■ Requirement ■
Go through the material below and count the lines with the string "fill"; the number is the whole answer.

■ Exercise input ■
------------------------

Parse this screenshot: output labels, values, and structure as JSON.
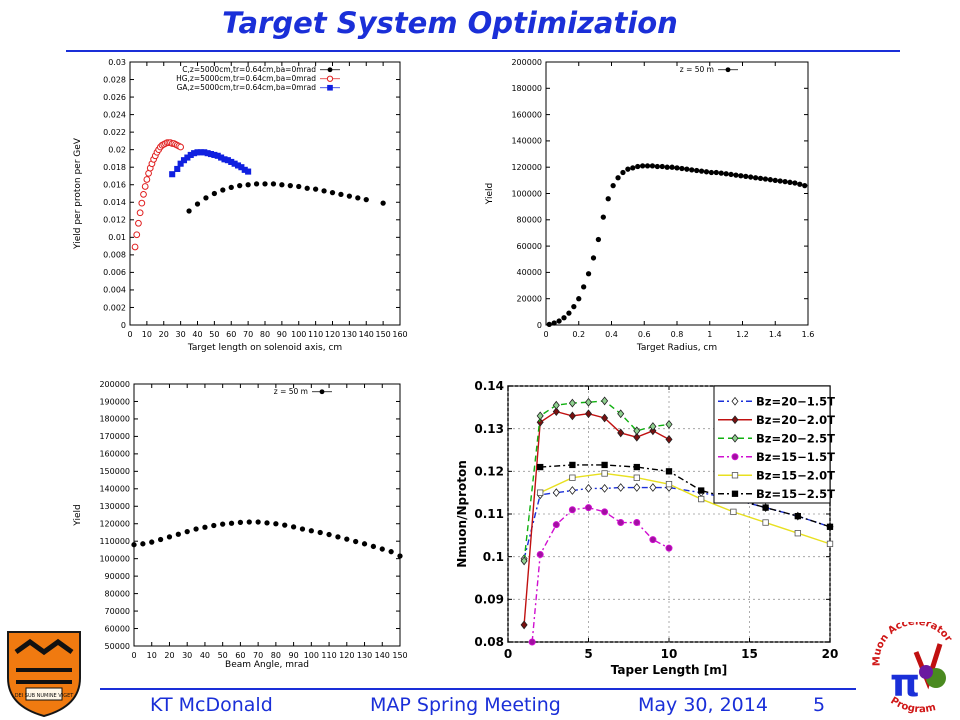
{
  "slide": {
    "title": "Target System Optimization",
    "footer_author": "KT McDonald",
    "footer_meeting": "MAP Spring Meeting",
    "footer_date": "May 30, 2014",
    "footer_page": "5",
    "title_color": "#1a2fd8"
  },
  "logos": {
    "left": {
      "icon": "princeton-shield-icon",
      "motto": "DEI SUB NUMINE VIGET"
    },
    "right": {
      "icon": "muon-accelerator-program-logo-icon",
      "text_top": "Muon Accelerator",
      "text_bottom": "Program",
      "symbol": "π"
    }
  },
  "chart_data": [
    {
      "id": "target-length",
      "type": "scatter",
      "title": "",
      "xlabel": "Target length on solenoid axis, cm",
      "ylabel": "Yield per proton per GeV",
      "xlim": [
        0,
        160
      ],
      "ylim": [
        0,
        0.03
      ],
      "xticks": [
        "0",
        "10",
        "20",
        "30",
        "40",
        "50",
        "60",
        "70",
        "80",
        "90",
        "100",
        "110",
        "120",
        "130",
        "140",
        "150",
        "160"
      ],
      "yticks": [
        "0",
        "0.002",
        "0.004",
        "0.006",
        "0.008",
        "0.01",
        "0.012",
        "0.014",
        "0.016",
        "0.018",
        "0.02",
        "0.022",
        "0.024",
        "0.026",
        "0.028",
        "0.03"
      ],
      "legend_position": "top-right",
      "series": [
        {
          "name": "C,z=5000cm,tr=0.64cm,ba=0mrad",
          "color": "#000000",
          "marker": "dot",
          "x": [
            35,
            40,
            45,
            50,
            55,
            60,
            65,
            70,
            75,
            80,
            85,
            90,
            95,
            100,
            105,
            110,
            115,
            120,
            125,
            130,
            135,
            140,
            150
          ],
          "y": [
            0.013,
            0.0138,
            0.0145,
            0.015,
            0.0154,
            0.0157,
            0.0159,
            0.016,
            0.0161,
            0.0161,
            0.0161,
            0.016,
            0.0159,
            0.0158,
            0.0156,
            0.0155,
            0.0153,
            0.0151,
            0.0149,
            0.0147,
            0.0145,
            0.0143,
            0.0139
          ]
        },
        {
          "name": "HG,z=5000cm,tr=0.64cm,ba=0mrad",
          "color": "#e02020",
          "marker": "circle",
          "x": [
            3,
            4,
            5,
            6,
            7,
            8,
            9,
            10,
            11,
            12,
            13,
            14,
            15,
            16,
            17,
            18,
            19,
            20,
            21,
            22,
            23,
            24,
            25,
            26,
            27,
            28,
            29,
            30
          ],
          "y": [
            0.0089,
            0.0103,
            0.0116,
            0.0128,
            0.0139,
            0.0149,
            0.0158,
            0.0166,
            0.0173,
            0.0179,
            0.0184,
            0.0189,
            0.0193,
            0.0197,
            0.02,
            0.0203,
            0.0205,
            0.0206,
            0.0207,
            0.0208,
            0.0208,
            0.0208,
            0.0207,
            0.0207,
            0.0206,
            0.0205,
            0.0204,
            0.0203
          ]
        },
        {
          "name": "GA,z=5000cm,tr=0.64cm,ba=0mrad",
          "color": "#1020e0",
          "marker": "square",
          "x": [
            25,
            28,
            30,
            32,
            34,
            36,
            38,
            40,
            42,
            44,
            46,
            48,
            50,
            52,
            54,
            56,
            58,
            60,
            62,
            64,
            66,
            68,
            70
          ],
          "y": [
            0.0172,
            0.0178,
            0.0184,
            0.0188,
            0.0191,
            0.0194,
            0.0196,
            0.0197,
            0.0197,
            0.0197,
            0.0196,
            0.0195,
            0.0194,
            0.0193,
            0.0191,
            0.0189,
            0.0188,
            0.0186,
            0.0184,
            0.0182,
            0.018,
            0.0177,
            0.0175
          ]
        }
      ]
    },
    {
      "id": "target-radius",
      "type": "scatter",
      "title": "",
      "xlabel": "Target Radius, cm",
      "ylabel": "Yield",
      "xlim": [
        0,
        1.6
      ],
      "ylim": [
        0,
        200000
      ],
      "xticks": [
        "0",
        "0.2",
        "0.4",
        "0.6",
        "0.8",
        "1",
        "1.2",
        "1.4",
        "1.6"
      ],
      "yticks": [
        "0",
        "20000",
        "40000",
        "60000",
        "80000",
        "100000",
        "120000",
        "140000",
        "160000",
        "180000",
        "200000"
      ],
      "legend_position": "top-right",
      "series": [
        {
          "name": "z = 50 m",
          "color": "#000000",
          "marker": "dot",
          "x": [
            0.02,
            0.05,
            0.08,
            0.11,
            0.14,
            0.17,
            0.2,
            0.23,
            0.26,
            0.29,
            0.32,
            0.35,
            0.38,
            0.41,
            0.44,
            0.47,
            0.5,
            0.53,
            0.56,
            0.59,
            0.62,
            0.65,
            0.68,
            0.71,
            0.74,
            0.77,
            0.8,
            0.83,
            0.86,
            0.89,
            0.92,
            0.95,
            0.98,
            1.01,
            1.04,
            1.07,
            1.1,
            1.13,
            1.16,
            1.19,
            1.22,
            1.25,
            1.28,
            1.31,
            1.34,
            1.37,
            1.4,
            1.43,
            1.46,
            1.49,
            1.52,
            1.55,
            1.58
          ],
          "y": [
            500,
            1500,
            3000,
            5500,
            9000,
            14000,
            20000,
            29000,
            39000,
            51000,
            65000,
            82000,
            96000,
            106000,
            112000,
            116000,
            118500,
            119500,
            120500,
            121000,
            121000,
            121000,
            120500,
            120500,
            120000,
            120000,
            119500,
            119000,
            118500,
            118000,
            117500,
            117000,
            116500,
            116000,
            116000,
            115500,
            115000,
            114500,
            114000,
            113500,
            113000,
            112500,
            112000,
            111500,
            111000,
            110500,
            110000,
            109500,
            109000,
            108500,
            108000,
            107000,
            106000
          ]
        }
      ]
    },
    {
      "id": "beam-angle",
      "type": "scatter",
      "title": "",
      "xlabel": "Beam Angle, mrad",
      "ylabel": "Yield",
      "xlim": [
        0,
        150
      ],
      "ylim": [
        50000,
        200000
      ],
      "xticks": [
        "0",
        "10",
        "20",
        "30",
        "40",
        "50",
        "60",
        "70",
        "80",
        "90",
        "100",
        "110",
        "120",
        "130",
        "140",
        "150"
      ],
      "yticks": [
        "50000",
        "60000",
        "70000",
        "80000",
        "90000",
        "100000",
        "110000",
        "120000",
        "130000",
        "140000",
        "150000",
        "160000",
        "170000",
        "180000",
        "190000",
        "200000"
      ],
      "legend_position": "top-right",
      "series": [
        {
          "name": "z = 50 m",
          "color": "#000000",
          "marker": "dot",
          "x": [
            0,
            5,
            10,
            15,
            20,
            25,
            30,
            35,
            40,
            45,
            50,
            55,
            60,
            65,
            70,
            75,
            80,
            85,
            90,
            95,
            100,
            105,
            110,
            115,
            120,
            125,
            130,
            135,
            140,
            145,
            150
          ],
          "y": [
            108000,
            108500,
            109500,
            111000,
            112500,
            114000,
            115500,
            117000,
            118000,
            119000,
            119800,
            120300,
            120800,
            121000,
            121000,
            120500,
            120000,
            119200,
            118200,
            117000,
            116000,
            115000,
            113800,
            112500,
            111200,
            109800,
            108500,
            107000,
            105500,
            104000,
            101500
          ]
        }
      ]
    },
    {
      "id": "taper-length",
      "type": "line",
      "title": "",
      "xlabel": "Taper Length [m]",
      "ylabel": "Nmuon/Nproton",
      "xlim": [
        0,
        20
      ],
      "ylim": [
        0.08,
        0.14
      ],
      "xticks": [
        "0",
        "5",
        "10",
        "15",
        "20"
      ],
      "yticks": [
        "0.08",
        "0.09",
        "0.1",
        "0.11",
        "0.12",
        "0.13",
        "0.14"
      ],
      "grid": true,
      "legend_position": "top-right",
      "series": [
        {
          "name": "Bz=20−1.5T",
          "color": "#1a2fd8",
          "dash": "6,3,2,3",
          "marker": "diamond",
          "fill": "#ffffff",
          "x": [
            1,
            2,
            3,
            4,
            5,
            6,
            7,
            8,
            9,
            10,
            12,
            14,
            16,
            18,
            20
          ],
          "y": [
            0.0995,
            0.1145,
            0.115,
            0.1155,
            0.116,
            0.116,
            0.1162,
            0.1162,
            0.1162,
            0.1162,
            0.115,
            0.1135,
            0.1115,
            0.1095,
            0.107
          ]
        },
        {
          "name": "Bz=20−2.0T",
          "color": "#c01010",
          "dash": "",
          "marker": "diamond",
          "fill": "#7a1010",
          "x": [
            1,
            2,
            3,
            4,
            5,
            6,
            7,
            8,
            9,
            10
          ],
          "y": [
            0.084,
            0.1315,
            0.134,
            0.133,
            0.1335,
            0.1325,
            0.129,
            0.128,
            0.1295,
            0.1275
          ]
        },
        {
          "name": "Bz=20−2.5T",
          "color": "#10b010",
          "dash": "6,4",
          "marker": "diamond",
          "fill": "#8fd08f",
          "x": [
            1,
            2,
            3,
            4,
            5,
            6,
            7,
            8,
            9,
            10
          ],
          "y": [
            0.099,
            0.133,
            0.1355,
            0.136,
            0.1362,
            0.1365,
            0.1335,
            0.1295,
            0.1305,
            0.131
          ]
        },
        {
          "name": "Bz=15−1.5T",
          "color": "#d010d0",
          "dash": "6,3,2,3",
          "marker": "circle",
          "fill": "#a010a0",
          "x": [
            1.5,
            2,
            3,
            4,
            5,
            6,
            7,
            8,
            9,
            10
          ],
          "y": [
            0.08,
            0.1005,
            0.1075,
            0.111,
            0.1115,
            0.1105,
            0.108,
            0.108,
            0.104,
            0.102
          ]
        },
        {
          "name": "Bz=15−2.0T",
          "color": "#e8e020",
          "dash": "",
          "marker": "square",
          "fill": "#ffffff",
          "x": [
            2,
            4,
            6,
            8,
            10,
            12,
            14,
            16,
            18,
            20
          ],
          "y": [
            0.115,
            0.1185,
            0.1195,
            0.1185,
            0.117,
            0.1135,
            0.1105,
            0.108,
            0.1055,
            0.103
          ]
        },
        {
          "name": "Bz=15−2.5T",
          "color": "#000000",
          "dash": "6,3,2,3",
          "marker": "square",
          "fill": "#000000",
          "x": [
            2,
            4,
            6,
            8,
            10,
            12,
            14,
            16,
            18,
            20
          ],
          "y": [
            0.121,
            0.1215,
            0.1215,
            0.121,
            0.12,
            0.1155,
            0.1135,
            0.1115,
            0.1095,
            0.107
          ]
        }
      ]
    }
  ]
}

------------------------

■ Task answer ■
6